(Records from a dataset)
____

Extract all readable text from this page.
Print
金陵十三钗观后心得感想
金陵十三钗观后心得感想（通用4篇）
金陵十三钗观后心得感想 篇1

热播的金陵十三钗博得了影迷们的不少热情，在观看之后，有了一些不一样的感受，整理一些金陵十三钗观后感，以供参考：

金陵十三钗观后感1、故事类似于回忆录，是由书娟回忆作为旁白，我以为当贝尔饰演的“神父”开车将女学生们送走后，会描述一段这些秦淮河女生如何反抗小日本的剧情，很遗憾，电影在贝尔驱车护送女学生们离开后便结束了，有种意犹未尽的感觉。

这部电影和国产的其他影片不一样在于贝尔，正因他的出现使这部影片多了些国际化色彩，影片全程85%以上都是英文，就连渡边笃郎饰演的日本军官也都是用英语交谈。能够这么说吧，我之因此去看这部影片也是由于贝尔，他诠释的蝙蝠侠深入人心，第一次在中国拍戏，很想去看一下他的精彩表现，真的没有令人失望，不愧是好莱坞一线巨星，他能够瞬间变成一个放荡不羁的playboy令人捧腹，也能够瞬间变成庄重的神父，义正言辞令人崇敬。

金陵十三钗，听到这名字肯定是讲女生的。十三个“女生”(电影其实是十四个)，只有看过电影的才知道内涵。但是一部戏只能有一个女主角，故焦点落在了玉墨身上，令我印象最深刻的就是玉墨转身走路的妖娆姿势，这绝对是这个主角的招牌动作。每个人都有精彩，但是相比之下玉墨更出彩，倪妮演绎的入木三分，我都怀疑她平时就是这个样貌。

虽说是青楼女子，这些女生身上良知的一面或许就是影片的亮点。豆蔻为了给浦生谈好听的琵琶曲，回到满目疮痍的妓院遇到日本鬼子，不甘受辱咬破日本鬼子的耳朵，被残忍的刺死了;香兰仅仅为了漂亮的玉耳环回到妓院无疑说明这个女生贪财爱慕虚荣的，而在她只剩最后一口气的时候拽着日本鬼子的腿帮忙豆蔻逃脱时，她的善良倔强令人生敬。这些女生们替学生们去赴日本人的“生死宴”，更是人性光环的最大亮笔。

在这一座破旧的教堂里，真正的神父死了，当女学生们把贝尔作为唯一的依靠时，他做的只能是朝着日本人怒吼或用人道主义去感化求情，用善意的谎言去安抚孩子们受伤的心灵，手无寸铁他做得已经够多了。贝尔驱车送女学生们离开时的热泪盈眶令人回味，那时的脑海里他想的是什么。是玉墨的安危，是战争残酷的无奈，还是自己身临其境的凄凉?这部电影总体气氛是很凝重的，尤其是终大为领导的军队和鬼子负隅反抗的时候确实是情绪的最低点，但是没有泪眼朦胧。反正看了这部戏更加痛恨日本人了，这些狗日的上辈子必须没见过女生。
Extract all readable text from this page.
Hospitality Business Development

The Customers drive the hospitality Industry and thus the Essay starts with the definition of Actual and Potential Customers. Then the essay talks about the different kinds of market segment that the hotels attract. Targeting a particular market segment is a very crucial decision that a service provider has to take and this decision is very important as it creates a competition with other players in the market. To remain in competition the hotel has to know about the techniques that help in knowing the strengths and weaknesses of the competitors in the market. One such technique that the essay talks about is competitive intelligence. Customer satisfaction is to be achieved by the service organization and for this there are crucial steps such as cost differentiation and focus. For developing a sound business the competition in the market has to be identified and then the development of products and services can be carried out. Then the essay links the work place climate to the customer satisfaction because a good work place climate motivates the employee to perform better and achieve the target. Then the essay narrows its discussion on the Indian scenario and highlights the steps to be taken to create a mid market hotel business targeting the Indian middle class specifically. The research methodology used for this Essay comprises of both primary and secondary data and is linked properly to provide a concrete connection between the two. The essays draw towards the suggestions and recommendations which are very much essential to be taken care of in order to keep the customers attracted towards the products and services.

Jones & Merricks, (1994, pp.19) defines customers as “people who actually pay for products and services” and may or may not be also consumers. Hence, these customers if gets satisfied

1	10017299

____

What to do. Pick each line holding the word "金陵十三钗观后心得感想" out of the data and copy it.

Final result.
金陵十三钗观后心得感想
金陵十三钗观后心得感想（通用4篇）
金陵十三钗观后心得感想 篇1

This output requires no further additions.